— What you should do —
Count how many lines of the material contain the string "Sambuca", then give that number and nothing more.

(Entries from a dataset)
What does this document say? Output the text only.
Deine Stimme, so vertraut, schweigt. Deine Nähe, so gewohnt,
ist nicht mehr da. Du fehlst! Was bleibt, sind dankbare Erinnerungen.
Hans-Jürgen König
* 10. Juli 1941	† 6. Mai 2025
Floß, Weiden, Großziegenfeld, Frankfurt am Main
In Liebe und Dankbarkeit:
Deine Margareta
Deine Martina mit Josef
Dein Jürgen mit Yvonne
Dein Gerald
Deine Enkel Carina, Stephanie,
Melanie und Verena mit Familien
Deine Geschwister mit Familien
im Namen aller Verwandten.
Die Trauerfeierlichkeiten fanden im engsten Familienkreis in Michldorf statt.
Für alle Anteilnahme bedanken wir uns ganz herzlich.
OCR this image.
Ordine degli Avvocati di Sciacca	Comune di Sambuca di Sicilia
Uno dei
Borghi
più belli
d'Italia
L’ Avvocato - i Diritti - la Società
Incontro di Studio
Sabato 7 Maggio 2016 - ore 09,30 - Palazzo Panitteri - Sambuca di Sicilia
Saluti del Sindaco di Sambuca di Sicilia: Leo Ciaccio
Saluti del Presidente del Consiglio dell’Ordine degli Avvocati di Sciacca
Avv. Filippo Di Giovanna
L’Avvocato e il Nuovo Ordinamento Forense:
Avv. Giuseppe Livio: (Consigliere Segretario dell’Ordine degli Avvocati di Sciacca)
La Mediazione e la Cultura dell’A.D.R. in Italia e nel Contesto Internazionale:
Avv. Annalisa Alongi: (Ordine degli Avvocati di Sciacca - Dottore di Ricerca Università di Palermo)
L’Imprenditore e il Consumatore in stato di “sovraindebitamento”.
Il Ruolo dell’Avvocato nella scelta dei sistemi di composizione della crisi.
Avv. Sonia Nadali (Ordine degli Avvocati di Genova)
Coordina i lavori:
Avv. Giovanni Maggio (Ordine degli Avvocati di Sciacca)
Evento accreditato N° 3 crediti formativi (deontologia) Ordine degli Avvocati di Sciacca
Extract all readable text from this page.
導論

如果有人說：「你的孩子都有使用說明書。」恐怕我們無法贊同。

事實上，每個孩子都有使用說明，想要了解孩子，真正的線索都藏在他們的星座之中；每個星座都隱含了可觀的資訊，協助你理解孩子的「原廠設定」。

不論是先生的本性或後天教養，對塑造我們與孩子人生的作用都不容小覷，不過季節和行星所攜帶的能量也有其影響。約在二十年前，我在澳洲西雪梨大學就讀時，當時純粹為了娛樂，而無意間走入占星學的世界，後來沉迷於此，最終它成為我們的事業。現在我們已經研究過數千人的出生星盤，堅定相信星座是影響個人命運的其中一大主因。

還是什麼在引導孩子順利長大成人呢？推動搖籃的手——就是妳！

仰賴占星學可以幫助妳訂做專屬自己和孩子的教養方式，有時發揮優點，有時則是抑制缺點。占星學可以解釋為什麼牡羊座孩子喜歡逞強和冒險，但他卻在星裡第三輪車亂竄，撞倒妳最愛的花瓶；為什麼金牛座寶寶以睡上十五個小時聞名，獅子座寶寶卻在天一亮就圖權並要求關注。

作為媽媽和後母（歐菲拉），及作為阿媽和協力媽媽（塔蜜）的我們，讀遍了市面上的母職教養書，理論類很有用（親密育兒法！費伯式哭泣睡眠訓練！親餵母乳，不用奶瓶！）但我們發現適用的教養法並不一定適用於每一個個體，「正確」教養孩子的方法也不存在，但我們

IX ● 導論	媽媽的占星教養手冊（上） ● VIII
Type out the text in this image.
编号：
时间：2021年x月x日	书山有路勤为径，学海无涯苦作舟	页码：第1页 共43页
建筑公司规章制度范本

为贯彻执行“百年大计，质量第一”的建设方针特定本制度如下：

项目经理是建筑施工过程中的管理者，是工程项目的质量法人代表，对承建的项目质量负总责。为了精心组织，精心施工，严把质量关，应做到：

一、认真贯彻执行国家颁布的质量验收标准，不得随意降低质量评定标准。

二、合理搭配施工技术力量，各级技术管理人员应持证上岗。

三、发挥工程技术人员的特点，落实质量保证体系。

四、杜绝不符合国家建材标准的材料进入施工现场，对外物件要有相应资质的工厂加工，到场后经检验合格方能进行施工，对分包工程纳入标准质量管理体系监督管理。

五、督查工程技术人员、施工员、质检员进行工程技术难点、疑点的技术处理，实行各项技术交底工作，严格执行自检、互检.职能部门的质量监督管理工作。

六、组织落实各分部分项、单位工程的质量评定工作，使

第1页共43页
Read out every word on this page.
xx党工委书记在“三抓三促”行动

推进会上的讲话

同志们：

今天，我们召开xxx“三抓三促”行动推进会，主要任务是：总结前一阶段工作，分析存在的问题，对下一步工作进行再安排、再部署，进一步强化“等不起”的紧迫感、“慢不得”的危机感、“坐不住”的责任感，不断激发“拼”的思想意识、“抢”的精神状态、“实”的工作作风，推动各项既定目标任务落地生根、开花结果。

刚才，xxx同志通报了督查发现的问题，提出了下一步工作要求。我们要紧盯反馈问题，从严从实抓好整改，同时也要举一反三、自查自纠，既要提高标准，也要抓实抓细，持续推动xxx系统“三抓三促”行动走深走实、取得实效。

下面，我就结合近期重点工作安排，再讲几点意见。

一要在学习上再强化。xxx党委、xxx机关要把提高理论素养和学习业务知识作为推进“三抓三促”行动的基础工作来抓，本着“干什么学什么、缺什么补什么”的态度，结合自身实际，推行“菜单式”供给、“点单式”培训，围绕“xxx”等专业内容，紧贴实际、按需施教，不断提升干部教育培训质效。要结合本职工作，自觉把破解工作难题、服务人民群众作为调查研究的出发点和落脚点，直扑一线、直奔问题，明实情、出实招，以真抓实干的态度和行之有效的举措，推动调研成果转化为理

— Final result —
3